* **Perintah Tugas 1**:
Rangkum teks tentang Aksi 22 Mei dalam dua kalimat.
* **Perintah Tugas 2**:
Jawab pertanyaan berikut berdasarkan teks tentang Aksi 22 Mei:
(a) Berapa orang yang tewas dalam demonstrasi tersebut?
(b) Siapa dua pemain kunci yang disebut bermanuver untuk mendapatkan kekuasaan selama 21 tahun?
(c) Pada tanggal berapa KPU mengumumkan kemenangan resmi Joko Widodo dan Ma’ruf Amin lebih dini?
* **Perintah Tugas 3**:
Salin kata demi kata bagian teks tentang Aksi 22 Mei di antara "Sebagian besar, perbandingan" dan "pihak yang sama.", keduanya ikut disalin.

* **Teks Bacaan**:
##########
Demokrasi di Indonesia telah dinodai oleh kerusuhan pada beberapa waktu lalu yang menewaskan 8 orang dan ratusan lainnya terluka. Dalang di balik kerusuhan ini pun masih terus diselidiki. Dan seiring sisa-sisa kerusuhan pada Aksi 22 Mei lalu mulai mereda, berikut beberapa poin mengenai aspek utama yang akan membentuk masa depan Indonesia pasca-pemilu.
Oleh: Erin Cook (The Diplomat)
Aksi 22 Mei lalu di Jakarta menyusul diumumkannya hasil resmi Pilpres 2019, telah membayangi proses pemilu yang seharusnya damai dan produktif. Demonstrasi selama dua hari yang menewaskan delapan orang dan ratusan lainnya luka-luka ini membuat khawatir komunitas bisnis, dan memicu kembali ketakutan akan kekerasan etnis yang menargetkan minoritas Tionghoa-Indonesia.
Dengan gugatan ke Mahkamah Konstitusi akan disidangkan dalam beberapa minggu mendatang, baik pemerintah maupun oposisi telah menyerukan ketenangan. Investigasi terhadap pihak-pihak yang diduga melakukan pelanggaran pun terus berlanjut.
Seiring kita melangkah ke fase berikutnya, berikut adalah beberapa pemikiran awal tentang Aksi 22 Mei serta bagaimana itu bisa menjadi faktor dalam perkembangan masa depan Indonesia pasca-pemilu.
AKSI 22 MEI TIDAK SEPERTI 1998
Tidak mengherankan, kerusuhan di Jakarta mau tidak mau menimbulkan perbandingan dengan tahun 1998, ketika terjadinya protes penggulingan Presiden Soeharto dan mengantarkan demokrasi di negara Asia Tenggara ini.
Sebagian besar, perbandingan seperti itu tidak bertahan lama, karena skala peristiwa terbaru ini hampir tidak mendekati apa yang kita lihat pada tahun 1998.
Tentu saja, perbedaan yang mencolok adalah bahwa kali ini pemilunya terselenggara secara demokratis, dan negara serta mayoritas masyarakat yang memberikan suara tampaknya berada di pihak yang sama.
Namun, perlu diperhatikan pula kegelisahan di kalangan masyarakat muda Indonesia terhadap pemain kunci yang sama—Prabowo Subianto dan Menteri Koordinator Keamanan Wiranto—yang bermanuver untuk mendapatkan kekuasaan selama 21 tahun.
Periode Reformasi telah menjadikan Indonesia sebagai salah satu negara demokrasi yang paling vital bagi tatanan dunia. Dan ini harus dilanjutkan.
MENGEVALUASI PENGUMUMAN DINI
Keputusan Komisi Pemilihan Umum (KPU) untuk mengumumkan kemenangan resmi Presiden Joko Widodo dan Ma’ruf Amin pada mulanya disebut-sebut sebagai langkah yang cerdas. Walau tenggat waktu pengumuman ditetapkan pada 22 Mei, namun pengumuman dini pada 21 Mei dipandang sebagai cara untuk meredam protes yang direncanakan untuk hari berikutnya.
##########
Bagian dari berkas data:
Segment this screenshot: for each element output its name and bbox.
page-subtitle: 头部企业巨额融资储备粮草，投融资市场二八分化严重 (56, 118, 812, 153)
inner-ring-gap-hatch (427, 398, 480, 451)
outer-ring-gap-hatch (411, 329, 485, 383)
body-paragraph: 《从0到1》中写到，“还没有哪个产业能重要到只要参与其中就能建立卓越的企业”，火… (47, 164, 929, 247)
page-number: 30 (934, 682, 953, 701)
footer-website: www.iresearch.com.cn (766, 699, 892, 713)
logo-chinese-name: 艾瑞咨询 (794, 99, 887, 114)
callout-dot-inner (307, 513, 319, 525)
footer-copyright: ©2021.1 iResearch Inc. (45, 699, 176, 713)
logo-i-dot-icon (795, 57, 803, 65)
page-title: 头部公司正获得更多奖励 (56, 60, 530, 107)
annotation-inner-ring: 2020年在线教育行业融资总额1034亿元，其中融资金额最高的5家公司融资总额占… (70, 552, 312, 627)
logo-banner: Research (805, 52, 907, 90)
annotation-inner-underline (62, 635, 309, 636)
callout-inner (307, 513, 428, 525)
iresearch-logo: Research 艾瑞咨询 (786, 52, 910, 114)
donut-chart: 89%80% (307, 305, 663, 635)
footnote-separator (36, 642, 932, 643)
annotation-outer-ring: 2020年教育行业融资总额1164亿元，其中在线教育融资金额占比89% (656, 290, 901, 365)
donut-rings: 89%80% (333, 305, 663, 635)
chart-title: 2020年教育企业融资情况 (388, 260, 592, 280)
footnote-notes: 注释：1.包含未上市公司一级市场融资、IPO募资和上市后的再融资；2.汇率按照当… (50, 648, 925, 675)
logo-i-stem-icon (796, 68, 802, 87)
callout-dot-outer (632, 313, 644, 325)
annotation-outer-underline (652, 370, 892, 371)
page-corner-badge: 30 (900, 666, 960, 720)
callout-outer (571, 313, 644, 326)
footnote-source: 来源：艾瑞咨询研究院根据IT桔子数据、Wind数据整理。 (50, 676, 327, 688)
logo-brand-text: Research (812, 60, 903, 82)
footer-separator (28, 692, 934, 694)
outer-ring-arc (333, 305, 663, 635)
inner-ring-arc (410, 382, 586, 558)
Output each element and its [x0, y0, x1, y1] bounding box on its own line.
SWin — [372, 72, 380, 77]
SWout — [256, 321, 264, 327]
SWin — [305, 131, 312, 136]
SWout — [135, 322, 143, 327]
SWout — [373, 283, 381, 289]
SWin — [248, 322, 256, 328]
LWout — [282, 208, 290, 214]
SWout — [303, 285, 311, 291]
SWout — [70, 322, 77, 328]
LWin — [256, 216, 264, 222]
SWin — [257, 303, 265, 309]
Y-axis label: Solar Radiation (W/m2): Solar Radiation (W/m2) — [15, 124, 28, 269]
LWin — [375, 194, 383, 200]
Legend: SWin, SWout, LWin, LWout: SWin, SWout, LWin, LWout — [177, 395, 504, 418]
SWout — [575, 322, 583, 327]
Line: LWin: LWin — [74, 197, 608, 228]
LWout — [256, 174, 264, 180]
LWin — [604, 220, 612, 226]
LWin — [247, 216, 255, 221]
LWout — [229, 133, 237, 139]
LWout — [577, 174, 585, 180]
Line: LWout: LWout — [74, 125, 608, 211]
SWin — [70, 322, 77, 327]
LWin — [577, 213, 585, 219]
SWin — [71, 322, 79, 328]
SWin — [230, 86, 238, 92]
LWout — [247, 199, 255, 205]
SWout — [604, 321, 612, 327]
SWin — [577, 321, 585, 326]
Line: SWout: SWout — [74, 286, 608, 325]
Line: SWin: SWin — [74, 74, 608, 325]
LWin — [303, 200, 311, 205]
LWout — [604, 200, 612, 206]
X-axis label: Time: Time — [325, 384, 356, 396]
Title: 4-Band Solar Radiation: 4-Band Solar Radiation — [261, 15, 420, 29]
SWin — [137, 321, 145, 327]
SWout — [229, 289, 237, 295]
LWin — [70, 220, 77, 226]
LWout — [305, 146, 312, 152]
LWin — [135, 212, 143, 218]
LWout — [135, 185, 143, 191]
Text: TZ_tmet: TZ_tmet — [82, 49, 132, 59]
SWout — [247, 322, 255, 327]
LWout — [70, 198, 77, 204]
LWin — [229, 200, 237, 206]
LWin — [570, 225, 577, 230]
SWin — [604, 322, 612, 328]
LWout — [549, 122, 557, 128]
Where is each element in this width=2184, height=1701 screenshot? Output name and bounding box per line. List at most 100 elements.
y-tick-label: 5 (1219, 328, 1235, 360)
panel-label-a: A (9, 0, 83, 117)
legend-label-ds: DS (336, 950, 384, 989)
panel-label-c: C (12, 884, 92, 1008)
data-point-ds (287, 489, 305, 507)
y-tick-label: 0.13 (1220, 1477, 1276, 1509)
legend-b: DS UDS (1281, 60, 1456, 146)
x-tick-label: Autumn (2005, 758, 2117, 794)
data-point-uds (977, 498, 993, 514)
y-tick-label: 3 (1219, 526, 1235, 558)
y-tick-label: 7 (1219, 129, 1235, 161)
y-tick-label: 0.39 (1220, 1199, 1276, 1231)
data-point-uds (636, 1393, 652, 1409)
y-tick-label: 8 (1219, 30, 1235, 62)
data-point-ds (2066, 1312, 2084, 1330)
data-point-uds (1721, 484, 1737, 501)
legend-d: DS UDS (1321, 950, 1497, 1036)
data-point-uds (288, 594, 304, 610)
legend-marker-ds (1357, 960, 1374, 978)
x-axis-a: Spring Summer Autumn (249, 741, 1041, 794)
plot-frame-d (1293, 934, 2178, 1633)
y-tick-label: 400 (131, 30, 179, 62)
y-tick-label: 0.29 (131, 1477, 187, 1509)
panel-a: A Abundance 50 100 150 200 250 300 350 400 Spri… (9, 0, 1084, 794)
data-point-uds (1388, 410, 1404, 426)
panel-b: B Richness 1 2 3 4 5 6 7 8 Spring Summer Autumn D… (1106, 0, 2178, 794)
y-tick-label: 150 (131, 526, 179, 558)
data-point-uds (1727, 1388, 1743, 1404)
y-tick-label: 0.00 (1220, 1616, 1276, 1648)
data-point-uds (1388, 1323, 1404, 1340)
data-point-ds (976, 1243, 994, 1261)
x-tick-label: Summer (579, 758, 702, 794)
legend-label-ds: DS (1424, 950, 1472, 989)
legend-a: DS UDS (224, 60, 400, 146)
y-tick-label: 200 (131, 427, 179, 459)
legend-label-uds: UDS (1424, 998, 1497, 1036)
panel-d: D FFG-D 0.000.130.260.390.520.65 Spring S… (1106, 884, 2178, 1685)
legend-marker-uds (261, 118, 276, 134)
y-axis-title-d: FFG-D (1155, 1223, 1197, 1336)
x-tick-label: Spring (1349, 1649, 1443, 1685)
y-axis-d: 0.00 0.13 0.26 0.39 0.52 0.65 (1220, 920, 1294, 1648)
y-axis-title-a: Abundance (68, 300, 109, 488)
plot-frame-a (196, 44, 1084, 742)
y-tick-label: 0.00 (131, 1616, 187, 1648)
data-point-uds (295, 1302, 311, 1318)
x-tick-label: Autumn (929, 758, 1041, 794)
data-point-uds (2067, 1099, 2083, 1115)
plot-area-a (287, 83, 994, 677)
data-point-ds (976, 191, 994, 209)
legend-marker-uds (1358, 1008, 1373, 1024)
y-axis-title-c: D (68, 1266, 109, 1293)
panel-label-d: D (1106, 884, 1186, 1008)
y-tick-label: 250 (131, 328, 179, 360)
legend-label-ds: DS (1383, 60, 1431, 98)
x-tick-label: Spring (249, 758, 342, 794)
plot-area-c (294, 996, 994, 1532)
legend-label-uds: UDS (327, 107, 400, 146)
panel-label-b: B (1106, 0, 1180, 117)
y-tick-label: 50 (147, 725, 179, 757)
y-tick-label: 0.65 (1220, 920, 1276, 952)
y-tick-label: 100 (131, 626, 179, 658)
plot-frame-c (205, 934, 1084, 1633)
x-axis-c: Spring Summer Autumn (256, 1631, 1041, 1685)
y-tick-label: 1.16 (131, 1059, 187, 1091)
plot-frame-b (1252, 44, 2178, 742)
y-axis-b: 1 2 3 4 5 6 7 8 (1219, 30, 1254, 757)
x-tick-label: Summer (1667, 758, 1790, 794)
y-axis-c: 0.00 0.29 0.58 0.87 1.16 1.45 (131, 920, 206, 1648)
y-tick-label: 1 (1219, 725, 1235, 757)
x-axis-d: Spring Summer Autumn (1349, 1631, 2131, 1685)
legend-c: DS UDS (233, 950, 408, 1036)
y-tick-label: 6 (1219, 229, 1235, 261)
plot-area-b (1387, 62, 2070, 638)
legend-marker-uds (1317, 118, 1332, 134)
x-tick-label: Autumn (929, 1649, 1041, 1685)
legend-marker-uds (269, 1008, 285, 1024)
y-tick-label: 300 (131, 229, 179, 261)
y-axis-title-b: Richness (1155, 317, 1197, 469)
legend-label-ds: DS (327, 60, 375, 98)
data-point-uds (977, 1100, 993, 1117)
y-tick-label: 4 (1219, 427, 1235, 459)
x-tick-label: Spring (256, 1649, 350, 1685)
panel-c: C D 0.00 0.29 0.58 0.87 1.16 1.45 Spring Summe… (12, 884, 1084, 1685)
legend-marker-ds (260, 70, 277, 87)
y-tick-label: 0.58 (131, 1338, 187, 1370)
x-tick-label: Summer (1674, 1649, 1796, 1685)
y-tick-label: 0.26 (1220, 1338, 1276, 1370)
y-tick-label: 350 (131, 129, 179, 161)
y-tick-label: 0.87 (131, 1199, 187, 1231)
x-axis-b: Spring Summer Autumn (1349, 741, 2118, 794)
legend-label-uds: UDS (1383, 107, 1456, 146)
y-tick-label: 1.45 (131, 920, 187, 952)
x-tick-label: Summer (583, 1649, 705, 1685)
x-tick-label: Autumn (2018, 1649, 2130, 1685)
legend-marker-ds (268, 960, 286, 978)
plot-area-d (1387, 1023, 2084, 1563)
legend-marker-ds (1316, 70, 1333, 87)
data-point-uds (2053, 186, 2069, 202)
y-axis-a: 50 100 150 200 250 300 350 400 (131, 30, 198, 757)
##########
* **Hasil Latihan 1**:
Aksi 22 Mei di Jakarta menyusul pengumuman hasil resmi Pilpres 2019 menewaskan delapan orang dan melukai ratusan lainnya. Kerusuhan itu membuat khawatir komunitas bisnis serta memicu kembali ketakutan akan kekerasan etnis terhadap minoritas Tionghoa-Indonesia, meski skalanya hampir tidak mendekati peristiwa tahun 1998.

* **Hasil Latihan 2**:
(a) Delapan orang.
(b) Prabowo Subianto dan Menteri Koordinator Keamanan Wiranto.
(c) 21 Mei.

* **Hasil Latihan 3**:
Sebagian besar, perbandingan seperti itu tidak bertahan lama, karena skala peristiwa terbaru ini hampir tidak mendekati apa yang kita lihat pada tahun 1998.
Tentu saja, perbedaan yang mencolok adalah bahwa kali ini pemilunya terselenggara secara demokratis, dan negara serta mayoritas masyarakat yang memberikan suara tampaknya berada di pihak yang sama.